Output all lines exactly, with nothing added or dropped.

DATASET ROWS >>
====

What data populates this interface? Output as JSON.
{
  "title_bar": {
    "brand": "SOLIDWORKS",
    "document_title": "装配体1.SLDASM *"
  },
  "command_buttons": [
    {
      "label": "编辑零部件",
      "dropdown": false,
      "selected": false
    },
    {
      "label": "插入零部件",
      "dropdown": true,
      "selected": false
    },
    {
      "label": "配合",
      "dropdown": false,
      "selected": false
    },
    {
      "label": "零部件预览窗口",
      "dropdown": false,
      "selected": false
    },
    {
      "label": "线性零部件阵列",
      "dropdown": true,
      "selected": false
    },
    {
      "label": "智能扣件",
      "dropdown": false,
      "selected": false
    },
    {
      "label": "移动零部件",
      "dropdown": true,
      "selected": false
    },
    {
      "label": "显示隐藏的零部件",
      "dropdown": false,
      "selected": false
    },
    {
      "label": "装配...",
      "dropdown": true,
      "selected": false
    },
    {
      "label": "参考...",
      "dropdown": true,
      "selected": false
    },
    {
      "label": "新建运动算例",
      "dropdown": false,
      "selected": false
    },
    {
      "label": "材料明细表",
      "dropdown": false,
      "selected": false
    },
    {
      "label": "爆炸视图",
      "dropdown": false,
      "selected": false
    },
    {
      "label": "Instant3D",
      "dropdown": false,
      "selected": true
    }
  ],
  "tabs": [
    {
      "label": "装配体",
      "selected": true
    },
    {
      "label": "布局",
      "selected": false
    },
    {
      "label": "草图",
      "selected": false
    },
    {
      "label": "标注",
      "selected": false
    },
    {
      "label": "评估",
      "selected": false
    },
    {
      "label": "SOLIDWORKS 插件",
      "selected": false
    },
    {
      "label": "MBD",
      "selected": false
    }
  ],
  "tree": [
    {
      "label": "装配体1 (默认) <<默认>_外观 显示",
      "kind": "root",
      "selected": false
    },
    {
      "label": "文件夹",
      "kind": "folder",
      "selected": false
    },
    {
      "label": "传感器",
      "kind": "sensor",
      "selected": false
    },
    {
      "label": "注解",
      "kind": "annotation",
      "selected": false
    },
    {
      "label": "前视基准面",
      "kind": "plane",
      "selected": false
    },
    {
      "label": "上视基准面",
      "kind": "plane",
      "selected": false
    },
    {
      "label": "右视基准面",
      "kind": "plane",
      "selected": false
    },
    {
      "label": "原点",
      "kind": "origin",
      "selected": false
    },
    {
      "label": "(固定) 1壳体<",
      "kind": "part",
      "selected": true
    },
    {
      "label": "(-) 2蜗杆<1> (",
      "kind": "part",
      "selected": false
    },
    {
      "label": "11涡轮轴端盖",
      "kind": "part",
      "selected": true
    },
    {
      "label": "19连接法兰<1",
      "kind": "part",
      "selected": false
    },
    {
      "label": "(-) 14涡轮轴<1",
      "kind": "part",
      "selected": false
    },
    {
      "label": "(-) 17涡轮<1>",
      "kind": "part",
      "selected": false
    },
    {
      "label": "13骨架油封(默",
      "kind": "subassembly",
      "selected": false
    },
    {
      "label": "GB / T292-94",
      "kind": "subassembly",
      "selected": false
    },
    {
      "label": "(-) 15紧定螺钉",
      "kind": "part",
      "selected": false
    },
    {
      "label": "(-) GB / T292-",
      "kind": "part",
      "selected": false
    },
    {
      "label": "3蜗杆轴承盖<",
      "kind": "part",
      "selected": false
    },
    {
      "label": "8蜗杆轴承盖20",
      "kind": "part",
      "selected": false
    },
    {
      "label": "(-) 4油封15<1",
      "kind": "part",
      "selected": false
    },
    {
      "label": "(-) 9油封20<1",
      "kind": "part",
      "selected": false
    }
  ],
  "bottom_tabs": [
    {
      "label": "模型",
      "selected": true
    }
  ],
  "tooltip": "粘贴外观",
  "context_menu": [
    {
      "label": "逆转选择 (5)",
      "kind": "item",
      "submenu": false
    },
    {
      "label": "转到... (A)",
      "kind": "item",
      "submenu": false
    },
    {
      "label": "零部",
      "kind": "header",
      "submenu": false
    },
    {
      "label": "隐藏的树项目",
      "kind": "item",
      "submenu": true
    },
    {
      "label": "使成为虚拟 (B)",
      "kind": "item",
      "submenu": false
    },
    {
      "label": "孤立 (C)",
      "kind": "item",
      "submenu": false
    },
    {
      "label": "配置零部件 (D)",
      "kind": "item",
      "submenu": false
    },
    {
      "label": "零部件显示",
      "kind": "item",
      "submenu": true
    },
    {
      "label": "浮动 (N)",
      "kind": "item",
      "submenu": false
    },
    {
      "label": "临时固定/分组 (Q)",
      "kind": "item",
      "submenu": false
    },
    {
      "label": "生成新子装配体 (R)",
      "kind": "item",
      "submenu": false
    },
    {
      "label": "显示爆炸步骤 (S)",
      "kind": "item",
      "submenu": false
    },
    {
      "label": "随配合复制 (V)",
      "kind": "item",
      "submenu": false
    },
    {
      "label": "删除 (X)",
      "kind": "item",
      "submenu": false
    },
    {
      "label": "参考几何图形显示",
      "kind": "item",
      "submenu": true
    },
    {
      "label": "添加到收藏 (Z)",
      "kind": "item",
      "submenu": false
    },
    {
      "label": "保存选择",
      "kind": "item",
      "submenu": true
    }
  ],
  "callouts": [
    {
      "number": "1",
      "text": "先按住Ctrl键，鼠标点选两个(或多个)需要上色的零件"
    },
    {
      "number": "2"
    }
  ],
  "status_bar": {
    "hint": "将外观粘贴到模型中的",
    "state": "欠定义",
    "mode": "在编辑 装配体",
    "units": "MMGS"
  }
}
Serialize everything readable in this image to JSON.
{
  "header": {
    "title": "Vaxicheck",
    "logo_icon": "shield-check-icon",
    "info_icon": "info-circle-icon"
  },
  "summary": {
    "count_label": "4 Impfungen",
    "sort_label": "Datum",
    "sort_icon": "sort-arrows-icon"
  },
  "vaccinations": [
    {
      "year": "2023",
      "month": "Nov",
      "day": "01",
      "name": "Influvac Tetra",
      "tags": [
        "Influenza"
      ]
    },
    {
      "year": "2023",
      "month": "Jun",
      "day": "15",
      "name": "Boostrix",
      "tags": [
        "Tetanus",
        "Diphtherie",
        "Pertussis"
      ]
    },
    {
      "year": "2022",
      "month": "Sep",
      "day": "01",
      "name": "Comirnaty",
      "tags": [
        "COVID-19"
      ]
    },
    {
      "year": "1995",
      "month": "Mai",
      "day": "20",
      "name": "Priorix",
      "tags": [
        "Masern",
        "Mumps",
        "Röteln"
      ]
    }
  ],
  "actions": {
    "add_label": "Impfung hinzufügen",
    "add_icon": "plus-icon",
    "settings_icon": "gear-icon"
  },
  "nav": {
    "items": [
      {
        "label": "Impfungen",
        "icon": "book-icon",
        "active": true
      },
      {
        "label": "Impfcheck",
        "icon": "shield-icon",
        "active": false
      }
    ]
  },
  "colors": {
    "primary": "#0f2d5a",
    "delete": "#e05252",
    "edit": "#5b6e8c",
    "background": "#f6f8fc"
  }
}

====

FINISHED TASK >>
What data populates this interface? Output as JSON.
{
  "title_bar": {
    "brand": "SOLIDWORKS",
    "document_title": "装配体1.SLDASM *"
  },
  "command_buttons": [
    {
      "label": "编辑零部件",
      "dropdown": false,
      "selected": false
    },
    {
      "label": "插入零部件",
      "dropdown": true,
      "selected": false
    },
    {
      "label": "配合",
      "dropdown": false,
      "selected": false
    },
    {
      "label": "零部件预览窗口",
      "dropdown": false,
      "selected": false
    },
    {
      "label": "线性零部件阵列",
      "dropdown": true,
      "selected": false
    },
    {
      "label": "智能扣件",
      "dropdown": false,
      "selected": false
    },
    {
      "label": "移动零部件",
      "dropdown": true,
      "selected": false
    },
    {
      "label": "显示隐藏的零部件",
      "dropdown": false,
      "selected": false
    },
    {
      "label": "装配...",
      "dropdown": true,
      "selected": false
    },
    {
      "label": "参考...",
      "dropdown": true,
      "selected": false
    },
    {
      "label": "新建运动算例",
      "dropdown": false,
      "selected": false
    },
    {
      "label": "材料明细表",
      "dropdown": false,
      "selected": false
    },
    {
      "label": "爆炸视图",
      "dropdown": false,
      "selected": false
    },
    {
      "label": "Instant3D",
      "dropdown": false,
      "selected": true
    }
  ],
  "tabs": [
    {
      "label": "装配体",
      "selected": true
    },
    {
      "label": "布局",
      "selected": false
    },
    {
      "label": "草图",
      "selected": false
    },
    {
      "label": "标注",
      "selected": false
    },
    {
      "label": "评估",
      "selected": false
    },
    {
      "label": "SOLIDWORKS 插件",
      "selected": false
    },
    {
      "label": "MBD",
      "selected": false
    }
  ],
  "tree": [
    {
      "label": "装配体1 (默认) <<默认>_外观 显示",
      "kind": "root",
      "selected": false
    },
    {
      "label": "文件夹",
      "kind": "folder",
      "selected": false
    },
    {
      "label": "传感器",
      "kind": "sensor",
      "selected": false
    },
    {
      "label": "注解",
      "kind": "annotation",
      "selected": false
    },
    {
      "label": "前视基准面",
      "kind": "plane",
      "selected": false
    },
    {
      "label": "上视基准面",
      "kind": "plane",
      "selected": false
    },
    {
      "label": "右视基准面",
      "kind": "plane",
      "selected": false
    },
    {
      "label": "原点",
      "kind": "origin",
      "selected": false
    },
    {
      "label": "(固定) 1壳体<",
      "kind": "part",
      "selected": true
    },
    {
      "label": "(-) 2蜗杆<1> (",
      "kind": "part",
      "selected": false
    },
    {
      "label": "11涡轮轴端盖",
      "kind": "part",
      "selected": true
    },
    {
      "label": "19连接法兰<1",
      "kind": "part",
      "selected": false
    },
    {
      "label": "(-) 14涡轮轴<1",
      "kind": "part",
      "selected": false
    },
    {
      "label": "(-) 17涡轮<1>",
      "kind": "part",
      "selected": false
    },
    {
      "label": "13骨架油封(默",
      "kind": "subassembly",
      "selected": false
    },
    {
      "label": "GB / T292-94",
      "kind": "subassembly",
      "selected": false
    },
    {
      "label": "(-) 15紧定螺钉",
      "kind": "part",
      "selected": false
    },
    {
      "label": "(-) GB / T292-",
      "kind": "part",
      "selected": false
    },
    {
      "label": "3蜗杆轴承盖<",
      "kind": "part",
      "selected": false
    },
    {
      "label": "8蜗杆轴承盖20",
      "kind": "part",
      "selected": false
    },
    {
      "label": "(-) 4油封15<1",
      "kind": "part",
      "selected": false
    },
    {
      "label": "(-) 9油封20<1",
      "kind": "part",
      "selected": false
    }
  ],
  "bottom_tabs": [
    {
      "label": "模型",
      "selected": true
    }
  ],
  "tooltip": "粘贴外观",
  "context_menu": [
    {
      "label": "逆转选择 (5)",
      "kind": "item",
      "submenu": false
    },
    {
      "label": "转到... (A)",
      "kind": "item",
      "submenu": false
    },
    {
      "label": "零部",
      "kind": "header",
      "submenu": false
    },
    {
      "label": "隐藏的树项目",
      "kind": "item",
      "submenu": true
    },
    {
      "label": "使成为虚拟 (B)",
      "kind": "item",
      "submenu": false
    },
    {
      "label": "孤立 (C)",
      "kind": "item",
      "submenu": false
    },
    {
      "label": "配置零部件 (D)",
      "kind": "item",
      "submenu": false
    },
    {
      "label": "零部件显示",
      "kind": "item",
      "submenu": true
    },
    {
      "label": "浮动 (N)",
      "kind": "item",
      "submenu": false
    },
    {
      "label": "临时固定/分组 (Q)",
      "kind": "item",
      "submenu": false
    },
    {
      "label": "生成新子装配体 (R)",
      "kind": "item",
      "submenu": false
    },
    {
      "label": "显示爆炸步骤 (S)",
      "kind": "item",
      "submenu": false
    },
    {
      "label": "随配合复制 (V)",
      "kind": "item",
      "submenu": false
    },
    {
      "label": "删除 (X)",
      "kind": "item",
      "submenu": false
    },
    {
      "label": "参考几何图形显示",
      "kind": "item",
      "submenu": true
    },
    {
      "label": "添加到收藏 (Z)",
      "kind": "item",
      "submenu": false
    },
    {
      "label": "保存选择",
      "kind": "item",
      "submenu": true
    }
  ],
  "callouts": [
    {
      "number": "1",
      "text": "先按住Ctrl键，鼠标点选两个(或多个)需要上色的零件"
    },
    {
      "number": "2"
    }
  ],
  "status_bar": {
    "hint": "将外观粘贴到模型中的",
    "state": "欠定义",
    "mode": "在编辑 装配体",
    "units": "MMGS"
  }
}
Serialize everything readable in this image to JSON.
{
  "header": {
    "title": "Vaxicheck",
    "logo_icon": "shield-check-icon",
    "info_icon": "info-circle-icon"
  },
  "summary": {
    "count_label": "4 Impfungen",
    "sort_label": "Datum",
    "sort_icon": "sort-arrows-icon"
  },
  "vaccinations": [
    {
      "year": "2023",
      "month": "Nov",
      "day": "01",
      "name": "Influvac Tetra",
      "tags": [
        "Influenza"
      ]
    },
    {
      "year": "2023",
      "month": "Jun",
      "day": "15",
      "name": "Boostrix",
      "tags": [
        "Tetanus",
        "Diphtherie",
        "Pertussis"
      ]
    },
    {
      "year": "2022",
      "month": "Sep",
      "day": "01",
      "name": "Comirnaty",
      "tags": [
        "COVID-19"
      ]
    },
    {
      "year": "1995",
      "month": "Mai",
      "day": "20",
      "name": "Priorix",
      "tags": [
        "Masern",
        "Mumps",
        "Röteln"
      ]
    }
  ],
  "actions": {
    "add_label": "Impfung hinzufügen",
    "add_icon": "plus-icon",
    "settings_icon": "gear-icon"
  },
  "nav": {
    "items": [
      {
        "label": "Impfungen",
        "icon": "book-icon",
        "active": true
      },
      {
        "label": "Impfcheck",
        "icon": "shield-icon",
        "active": false
      }
    ]
  },
  "colors": {
    "primary": "#0f2d5a",
    "delete": "#e05252",
    "edit": "#5b6e8c",
    "background": "#f6f8fc"
  }
}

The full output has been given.